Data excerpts

────

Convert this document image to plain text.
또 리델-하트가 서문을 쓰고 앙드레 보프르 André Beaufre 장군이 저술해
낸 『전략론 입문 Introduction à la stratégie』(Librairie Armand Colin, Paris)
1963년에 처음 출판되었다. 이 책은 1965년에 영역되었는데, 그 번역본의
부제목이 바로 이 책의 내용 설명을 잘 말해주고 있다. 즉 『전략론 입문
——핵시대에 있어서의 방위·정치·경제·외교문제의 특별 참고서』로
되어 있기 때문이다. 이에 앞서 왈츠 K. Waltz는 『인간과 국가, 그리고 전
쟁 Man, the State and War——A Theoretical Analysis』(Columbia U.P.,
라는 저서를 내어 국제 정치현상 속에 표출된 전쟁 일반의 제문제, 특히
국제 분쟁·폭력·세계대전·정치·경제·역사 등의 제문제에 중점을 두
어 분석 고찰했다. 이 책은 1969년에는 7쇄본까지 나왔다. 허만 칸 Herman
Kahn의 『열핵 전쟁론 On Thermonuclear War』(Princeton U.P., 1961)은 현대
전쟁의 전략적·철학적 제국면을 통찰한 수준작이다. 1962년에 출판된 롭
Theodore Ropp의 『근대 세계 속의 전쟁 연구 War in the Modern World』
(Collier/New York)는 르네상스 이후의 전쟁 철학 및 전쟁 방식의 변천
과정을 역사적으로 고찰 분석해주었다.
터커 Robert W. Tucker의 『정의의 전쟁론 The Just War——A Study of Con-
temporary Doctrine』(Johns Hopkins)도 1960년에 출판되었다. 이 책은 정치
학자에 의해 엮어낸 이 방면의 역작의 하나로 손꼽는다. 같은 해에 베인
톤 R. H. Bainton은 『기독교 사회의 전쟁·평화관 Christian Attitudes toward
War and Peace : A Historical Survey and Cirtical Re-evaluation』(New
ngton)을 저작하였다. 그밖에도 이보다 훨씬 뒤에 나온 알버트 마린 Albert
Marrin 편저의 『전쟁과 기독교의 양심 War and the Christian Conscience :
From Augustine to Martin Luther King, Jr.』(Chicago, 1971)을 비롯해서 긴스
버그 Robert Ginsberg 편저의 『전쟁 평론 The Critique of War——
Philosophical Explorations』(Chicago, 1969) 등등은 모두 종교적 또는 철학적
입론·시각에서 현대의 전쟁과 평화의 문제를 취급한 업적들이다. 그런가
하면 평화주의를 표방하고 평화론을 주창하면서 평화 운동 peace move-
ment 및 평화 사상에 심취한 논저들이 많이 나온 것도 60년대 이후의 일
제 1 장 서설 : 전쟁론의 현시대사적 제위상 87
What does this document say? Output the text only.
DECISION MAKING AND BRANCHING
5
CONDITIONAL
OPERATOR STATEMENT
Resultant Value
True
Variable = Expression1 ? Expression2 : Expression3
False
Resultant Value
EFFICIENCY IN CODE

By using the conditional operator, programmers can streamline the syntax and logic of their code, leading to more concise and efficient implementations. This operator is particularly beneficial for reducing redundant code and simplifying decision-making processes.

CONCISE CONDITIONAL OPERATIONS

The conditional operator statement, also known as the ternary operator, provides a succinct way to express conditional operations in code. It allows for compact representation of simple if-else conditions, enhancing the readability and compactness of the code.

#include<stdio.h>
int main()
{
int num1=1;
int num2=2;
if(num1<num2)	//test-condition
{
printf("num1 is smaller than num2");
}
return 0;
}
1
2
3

────

PROMPT.
Calculate how many lines of the material include the string "Chicago", and state that number by itself.

CORRECT OUTPUT.
2